Raw records:

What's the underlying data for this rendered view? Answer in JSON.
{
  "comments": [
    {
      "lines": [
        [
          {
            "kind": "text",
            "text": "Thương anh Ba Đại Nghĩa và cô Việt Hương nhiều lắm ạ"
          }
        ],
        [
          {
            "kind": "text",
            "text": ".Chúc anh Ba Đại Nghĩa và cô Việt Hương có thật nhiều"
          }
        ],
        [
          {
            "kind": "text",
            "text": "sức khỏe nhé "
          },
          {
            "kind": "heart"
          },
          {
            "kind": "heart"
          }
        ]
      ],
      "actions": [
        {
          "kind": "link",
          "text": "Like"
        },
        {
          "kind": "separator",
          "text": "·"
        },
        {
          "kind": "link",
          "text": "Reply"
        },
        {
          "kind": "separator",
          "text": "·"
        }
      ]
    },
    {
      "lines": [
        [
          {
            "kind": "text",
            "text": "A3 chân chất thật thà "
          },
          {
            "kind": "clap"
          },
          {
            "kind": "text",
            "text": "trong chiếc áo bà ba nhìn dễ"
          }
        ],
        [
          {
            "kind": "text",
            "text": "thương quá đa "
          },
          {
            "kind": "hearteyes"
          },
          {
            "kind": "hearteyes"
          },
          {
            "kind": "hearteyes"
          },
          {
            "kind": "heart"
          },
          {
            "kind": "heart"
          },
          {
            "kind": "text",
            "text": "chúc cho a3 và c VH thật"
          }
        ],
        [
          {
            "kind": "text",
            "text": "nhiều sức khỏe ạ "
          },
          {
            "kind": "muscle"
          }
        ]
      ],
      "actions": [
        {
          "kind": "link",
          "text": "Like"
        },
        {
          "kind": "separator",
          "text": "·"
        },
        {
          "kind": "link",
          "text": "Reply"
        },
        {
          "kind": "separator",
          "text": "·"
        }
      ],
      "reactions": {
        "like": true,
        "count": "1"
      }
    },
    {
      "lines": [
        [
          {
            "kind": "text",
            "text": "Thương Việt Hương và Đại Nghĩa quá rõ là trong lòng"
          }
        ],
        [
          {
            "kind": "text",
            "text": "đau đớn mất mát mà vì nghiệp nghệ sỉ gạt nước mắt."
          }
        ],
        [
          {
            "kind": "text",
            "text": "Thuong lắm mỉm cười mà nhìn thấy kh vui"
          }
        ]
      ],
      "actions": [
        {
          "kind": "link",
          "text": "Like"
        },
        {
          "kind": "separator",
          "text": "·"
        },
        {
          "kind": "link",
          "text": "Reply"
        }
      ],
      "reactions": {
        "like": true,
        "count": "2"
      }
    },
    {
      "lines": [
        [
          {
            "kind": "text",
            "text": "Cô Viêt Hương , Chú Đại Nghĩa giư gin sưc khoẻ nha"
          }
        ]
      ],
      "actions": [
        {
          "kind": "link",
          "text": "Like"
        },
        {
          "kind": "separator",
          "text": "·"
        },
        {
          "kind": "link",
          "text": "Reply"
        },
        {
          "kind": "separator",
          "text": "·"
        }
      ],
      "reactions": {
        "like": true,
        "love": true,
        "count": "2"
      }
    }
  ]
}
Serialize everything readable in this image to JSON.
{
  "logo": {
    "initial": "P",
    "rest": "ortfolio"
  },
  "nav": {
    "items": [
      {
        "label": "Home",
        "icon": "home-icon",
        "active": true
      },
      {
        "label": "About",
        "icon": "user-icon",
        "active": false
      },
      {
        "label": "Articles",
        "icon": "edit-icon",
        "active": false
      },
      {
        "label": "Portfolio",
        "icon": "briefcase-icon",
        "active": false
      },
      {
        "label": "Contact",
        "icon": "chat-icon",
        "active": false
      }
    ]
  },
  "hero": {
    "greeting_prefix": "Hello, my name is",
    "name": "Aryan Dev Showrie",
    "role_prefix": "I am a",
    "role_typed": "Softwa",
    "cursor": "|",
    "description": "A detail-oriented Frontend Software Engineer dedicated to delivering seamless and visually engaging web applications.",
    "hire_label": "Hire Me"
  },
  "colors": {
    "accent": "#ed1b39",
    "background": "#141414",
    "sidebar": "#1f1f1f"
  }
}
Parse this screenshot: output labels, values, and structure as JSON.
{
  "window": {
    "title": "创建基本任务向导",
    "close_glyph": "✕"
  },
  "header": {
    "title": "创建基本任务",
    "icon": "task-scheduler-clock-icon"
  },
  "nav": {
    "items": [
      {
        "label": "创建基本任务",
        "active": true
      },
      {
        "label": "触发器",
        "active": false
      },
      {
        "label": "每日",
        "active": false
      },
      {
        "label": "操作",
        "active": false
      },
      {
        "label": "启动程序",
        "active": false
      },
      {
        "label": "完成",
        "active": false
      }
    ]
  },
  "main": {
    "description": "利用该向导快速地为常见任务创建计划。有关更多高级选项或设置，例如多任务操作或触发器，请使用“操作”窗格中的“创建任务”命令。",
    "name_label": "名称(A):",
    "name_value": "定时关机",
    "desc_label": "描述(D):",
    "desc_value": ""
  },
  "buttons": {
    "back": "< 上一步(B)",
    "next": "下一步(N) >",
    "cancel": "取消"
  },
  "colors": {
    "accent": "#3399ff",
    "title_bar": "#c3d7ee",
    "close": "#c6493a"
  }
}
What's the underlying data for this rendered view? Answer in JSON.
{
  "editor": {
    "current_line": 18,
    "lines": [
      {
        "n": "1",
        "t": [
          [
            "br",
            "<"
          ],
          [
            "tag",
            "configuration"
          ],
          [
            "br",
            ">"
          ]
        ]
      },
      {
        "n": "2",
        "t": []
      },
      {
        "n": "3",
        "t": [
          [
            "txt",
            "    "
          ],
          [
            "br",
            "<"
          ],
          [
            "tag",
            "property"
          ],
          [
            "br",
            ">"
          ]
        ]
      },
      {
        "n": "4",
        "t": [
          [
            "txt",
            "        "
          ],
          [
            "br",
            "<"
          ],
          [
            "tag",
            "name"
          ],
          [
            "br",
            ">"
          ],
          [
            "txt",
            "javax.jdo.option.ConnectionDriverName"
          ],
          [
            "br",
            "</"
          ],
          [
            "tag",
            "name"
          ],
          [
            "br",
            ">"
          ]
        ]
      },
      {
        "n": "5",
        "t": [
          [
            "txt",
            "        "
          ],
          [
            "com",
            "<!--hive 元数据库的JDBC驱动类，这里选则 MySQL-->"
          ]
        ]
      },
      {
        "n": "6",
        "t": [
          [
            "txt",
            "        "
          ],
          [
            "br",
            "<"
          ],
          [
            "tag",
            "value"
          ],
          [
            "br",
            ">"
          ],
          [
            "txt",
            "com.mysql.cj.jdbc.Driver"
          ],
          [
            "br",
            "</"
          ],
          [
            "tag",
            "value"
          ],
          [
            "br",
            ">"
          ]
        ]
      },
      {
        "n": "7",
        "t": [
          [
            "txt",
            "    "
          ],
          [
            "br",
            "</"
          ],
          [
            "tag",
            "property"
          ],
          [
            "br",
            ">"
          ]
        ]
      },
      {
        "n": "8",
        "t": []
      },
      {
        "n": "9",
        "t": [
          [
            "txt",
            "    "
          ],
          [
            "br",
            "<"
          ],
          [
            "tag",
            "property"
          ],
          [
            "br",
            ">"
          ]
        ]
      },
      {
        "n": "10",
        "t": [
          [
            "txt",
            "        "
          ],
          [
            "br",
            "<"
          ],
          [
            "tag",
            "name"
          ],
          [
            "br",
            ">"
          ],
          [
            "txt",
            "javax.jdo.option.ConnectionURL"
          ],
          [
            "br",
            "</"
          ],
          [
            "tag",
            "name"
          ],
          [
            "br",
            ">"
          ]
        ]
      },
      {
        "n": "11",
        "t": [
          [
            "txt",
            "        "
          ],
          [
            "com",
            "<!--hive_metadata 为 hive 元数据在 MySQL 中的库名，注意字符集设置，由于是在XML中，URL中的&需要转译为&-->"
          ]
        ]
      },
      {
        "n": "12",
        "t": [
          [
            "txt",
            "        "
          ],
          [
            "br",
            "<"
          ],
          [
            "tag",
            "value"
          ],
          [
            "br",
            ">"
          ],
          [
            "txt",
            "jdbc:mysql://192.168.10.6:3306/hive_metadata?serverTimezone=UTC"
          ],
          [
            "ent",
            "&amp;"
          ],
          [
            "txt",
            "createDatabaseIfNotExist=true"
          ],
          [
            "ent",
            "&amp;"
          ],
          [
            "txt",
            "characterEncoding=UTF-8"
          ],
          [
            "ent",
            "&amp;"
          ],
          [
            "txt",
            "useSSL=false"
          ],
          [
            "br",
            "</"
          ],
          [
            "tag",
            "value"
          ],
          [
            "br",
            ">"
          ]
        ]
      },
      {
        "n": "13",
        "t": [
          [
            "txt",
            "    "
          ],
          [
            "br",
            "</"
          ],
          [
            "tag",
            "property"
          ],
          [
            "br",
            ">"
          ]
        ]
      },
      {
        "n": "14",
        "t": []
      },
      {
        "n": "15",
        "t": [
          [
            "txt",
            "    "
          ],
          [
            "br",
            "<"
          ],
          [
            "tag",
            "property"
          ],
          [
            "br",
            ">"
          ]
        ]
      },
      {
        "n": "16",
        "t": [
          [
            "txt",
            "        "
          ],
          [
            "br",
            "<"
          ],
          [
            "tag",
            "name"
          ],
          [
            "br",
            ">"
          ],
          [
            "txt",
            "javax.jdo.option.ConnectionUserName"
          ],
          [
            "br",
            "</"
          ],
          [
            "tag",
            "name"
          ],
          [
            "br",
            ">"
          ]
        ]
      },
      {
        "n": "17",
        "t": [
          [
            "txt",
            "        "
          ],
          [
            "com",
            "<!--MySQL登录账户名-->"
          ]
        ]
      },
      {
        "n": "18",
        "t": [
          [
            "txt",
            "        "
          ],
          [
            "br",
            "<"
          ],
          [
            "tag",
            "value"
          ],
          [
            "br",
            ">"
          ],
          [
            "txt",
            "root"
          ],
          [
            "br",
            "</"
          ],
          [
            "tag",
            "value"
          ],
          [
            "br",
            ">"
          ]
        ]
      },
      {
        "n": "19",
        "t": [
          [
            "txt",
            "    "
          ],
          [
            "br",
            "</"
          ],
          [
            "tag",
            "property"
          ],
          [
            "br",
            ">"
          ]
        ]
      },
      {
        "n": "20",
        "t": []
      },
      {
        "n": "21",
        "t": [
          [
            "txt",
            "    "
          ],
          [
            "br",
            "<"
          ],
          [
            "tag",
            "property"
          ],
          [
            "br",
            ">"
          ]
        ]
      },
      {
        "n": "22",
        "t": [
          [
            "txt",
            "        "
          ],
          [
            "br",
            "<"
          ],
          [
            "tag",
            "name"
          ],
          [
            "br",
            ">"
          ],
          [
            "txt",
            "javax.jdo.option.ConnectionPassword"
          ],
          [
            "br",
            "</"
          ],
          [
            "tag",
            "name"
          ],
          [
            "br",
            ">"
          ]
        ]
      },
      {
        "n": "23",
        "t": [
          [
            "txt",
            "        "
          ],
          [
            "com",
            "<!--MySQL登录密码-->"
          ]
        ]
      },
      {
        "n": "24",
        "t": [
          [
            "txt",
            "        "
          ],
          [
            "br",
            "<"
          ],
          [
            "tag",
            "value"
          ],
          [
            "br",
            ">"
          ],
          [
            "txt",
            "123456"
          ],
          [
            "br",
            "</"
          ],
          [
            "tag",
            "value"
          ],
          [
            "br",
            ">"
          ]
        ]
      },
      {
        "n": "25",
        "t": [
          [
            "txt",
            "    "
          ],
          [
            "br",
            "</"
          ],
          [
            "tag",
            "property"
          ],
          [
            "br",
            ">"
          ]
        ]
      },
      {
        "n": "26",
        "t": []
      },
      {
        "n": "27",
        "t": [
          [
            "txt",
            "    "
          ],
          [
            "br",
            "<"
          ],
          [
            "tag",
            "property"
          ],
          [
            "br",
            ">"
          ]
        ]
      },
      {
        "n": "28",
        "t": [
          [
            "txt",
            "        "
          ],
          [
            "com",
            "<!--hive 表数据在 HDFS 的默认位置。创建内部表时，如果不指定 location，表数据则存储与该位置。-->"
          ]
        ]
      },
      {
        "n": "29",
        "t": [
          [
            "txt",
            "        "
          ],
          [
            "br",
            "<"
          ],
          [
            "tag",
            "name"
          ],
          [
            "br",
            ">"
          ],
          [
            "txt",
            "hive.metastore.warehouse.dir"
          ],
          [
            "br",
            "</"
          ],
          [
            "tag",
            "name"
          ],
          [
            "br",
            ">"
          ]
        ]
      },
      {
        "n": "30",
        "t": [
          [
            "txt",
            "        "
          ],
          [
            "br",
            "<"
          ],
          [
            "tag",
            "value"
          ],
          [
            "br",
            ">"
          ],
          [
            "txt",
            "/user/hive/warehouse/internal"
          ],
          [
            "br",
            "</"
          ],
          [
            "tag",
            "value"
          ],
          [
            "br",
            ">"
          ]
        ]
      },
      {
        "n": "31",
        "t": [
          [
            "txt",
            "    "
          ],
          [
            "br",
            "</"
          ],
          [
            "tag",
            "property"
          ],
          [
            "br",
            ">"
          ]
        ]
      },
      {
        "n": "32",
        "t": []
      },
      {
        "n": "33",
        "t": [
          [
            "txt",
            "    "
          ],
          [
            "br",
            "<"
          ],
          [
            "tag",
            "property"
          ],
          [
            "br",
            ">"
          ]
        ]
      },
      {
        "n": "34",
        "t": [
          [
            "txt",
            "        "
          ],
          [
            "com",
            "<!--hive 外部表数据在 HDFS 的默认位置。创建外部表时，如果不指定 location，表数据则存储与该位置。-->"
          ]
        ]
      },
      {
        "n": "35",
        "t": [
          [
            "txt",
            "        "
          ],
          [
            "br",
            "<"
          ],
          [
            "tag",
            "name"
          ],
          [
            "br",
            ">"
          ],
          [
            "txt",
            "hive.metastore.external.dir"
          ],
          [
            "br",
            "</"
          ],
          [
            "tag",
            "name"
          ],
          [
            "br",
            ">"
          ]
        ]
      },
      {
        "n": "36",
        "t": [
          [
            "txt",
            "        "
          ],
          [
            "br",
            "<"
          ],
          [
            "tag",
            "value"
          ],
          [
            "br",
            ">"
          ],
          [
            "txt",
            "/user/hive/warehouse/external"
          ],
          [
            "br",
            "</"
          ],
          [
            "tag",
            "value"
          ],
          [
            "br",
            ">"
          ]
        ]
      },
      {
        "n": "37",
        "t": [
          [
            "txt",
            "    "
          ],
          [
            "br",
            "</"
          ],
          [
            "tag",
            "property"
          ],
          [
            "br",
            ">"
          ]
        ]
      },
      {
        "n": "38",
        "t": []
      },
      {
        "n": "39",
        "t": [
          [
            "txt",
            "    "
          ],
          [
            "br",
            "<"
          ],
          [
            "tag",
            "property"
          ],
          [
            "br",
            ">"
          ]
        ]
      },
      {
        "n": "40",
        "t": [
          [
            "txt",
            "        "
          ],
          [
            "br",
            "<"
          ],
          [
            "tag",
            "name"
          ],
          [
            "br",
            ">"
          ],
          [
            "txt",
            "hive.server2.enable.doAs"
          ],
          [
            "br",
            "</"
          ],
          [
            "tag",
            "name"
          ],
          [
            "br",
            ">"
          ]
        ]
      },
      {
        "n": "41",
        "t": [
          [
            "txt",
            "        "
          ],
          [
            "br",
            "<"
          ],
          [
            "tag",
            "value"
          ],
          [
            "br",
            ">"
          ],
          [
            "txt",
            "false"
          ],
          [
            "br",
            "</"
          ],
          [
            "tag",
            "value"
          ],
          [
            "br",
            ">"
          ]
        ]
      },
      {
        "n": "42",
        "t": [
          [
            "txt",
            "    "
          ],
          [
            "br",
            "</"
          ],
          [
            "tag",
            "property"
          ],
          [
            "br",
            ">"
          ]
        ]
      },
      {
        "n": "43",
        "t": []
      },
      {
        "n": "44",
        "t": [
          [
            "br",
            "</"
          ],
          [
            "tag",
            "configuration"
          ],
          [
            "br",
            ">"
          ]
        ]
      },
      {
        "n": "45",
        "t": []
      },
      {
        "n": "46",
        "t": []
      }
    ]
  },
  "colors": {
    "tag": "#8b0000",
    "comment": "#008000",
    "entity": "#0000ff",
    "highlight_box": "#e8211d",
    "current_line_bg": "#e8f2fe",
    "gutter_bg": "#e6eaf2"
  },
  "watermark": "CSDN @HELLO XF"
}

What you need to do:
Using the listing, say how many lines include the word "metastore", and add nothing else.

Response to the task:
2